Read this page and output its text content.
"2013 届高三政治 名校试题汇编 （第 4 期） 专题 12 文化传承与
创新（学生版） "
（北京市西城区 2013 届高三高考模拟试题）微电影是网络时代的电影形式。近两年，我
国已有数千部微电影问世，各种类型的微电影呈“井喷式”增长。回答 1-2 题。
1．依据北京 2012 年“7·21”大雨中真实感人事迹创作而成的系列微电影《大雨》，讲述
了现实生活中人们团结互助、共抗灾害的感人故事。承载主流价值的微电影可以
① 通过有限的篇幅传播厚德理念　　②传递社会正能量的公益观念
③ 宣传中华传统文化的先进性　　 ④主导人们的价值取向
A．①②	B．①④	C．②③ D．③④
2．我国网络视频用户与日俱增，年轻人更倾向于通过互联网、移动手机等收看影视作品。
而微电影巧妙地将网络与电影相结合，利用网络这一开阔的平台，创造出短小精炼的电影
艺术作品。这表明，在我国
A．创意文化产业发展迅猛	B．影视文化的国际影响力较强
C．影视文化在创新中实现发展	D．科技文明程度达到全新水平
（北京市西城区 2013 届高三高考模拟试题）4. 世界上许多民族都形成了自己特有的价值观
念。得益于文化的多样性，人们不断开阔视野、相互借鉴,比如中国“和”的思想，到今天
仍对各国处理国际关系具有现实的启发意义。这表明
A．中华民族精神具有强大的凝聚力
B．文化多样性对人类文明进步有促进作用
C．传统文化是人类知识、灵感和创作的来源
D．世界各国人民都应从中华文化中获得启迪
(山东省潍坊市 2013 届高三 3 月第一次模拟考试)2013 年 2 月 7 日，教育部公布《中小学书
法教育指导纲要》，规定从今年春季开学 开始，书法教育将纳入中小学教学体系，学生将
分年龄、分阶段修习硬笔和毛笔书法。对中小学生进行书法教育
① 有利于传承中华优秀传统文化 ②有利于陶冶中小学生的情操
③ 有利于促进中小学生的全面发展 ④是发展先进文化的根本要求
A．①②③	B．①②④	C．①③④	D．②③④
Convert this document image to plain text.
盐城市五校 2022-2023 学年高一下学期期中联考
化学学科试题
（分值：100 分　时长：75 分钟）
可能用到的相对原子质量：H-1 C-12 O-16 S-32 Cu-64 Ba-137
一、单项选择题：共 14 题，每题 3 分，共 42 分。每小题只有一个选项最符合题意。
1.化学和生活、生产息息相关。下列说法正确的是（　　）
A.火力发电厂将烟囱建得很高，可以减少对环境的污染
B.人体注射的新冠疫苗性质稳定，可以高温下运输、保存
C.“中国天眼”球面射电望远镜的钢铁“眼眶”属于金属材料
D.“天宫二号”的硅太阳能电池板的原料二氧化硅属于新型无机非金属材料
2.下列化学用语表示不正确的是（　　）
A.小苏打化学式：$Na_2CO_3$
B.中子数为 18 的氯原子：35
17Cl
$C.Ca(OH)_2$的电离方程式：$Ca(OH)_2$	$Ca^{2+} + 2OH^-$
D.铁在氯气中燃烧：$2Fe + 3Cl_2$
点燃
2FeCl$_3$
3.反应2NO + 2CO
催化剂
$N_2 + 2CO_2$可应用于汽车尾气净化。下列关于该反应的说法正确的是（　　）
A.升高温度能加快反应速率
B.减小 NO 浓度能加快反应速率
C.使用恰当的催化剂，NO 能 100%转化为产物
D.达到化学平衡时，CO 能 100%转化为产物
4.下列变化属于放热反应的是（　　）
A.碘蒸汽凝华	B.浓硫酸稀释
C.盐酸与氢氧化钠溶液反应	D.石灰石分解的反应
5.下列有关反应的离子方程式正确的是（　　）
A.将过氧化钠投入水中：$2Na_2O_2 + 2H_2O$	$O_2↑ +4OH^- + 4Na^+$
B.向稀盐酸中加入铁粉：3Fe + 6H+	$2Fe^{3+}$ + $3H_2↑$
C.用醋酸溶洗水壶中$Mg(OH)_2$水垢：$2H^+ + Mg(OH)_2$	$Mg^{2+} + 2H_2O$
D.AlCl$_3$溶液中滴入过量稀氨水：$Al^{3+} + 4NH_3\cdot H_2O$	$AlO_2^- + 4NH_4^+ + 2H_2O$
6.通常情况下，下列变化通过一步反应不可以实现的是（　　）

_ _ _ _ _ _ _

• _Task instructions_: Whenever "转化为产物" turns up in a line, pick that line out.

• _Answer to this exercise_:
C.使用恰当的催化剂，NO 能 100%转化为产物
D.达到化学平衡时，CO 能 100%转化为产物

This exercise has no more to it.